[DATA EXTRACT start]

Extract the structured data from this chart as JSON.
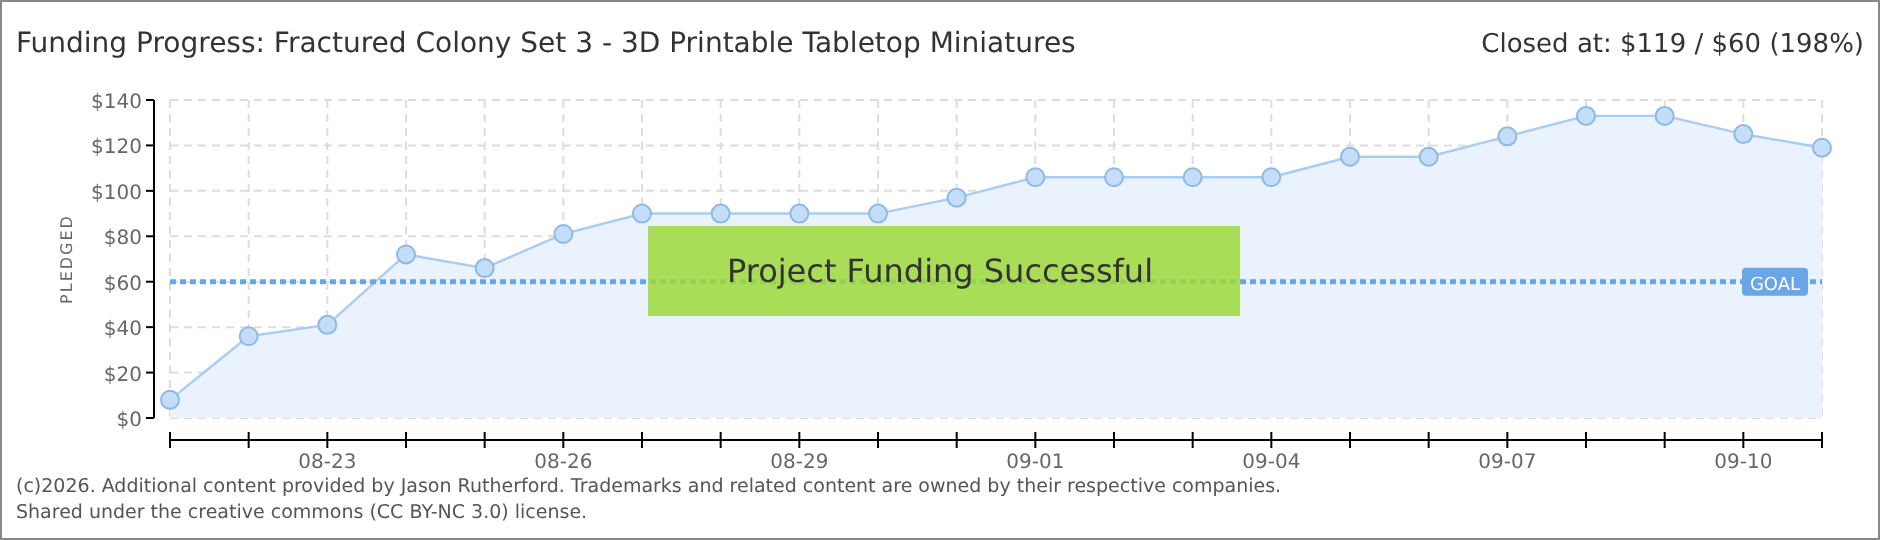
{
  "chart_data": {
    "type": "area",
    "title": "Funding Progress: Fractured Colony Set 3 - 3D Printable Tabletop Miniatures",
    "subtitle": "Closed at: $119 / $60 (198%)",
    "ylabel": "PLEDGED",
    "categories": [
      null,
      null,
      "08-23",
      null,
      null,
      "08-26",
      null,
      null,
      "08-29",
      null,
      null,
      "09-01",
      null,
      null,
      "09-04",
      null,
      null,
      "09-07",
      null,
      null,
      "09-10",
      null
    ],
    "series": [
      {
        "color": "#a9cdf2",
        "values": [
          8,
          36,
          41,
          72,
          66,
          81,
          90,
          90,
          90,
          90,
          97,
          106,
          106,
          106,
          106,
          115,
          115,
          124,
          133,
          133,
          125,
          119
        ]
      }
    ],
    "ylim": [
      0,
      140
    ],
    "yticks": [
      {
        "value": 0,
        "label": "$0"
      },
      {
        "value": 20,
        "label": "$20"
      },
      {
        "value": 40,
        "label": "$40"
      },
      {
        "value": 60,
        "label": "$60"
      },
      {
        "value": 80,
        "label": "$80"
      },
      {
        "value": 100,
        "label": "$100"
      },
      {
        "value": 120,
        "label": "$120"
      },
      {
        "value": 140,
        "label": "$140"
      }
    ],
    "grid": true,
    "marker": "circle",
    "ref_lines": [
      {
        "axis": "y",
        "value": 60,
        "label": "GOAL",
        "color": "#6aa6e6",
        "line_style": "dotted"
      }
    ],
    "annotations": [
      "Project Funding Successful",
      "(c)2026. Additional content provided by Jason Rutherford. Trademarks and related content are owned by their respective companies.",
      "Shared under the creative commons (CC BY-NC 3.0) license."
    ]
  }
}
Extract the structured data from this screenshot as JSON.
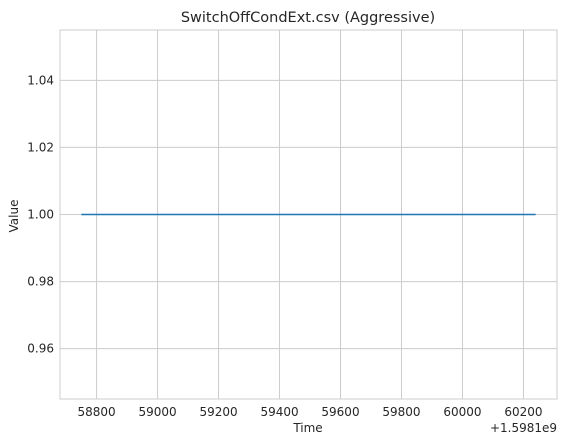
{
  "chart_data": {
    "type": "line",
    "title": "SwitchOffCondExt.csv (Aggressive)",
    "xlabel": "Time",
    "ylabel": "Value",
    "x_offset_label": "+1.5981e9",
    "xlim": [
      58680,
      60310
    ],
    "ylim": [
      0.945,
      1.055
    ],
    "x_ticks": [
      58800,
      59000,
      59200,
      59400,
      59600,
      59800,
      60000,
      60200
    ],
    "x_tick_labels": [
      "58800",
      "59000",
      "59200",
      "59400",
      "59600",
      "59800",
      "60000",
      "60200"
    ],
    "y_ticks": [
      0.96,
      0.98,
      1.0,
      1.02,
      1.04
    ],
    "y_tick_labels": [
      "0.96",
      "0.98",
      "1.00",
      "1.02",
      "1.04"
    ],
    "grid": true,
    "series": [
      {
        "color": "#1f77b4",
        "x": [
          58750,
          60240
        ],
        "y": [
          1.0,
          1.0
        ]
      }
    ]
  }
}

[DATA EXTRACT end]

◆ **EXERCISE OBJECTIVE**: Show the lines of the material that contain the word "from".

◆ **RESPONSE**:
Extract the structured data from this chart as JSON.
Extract the structured data from this screenshot as JSON.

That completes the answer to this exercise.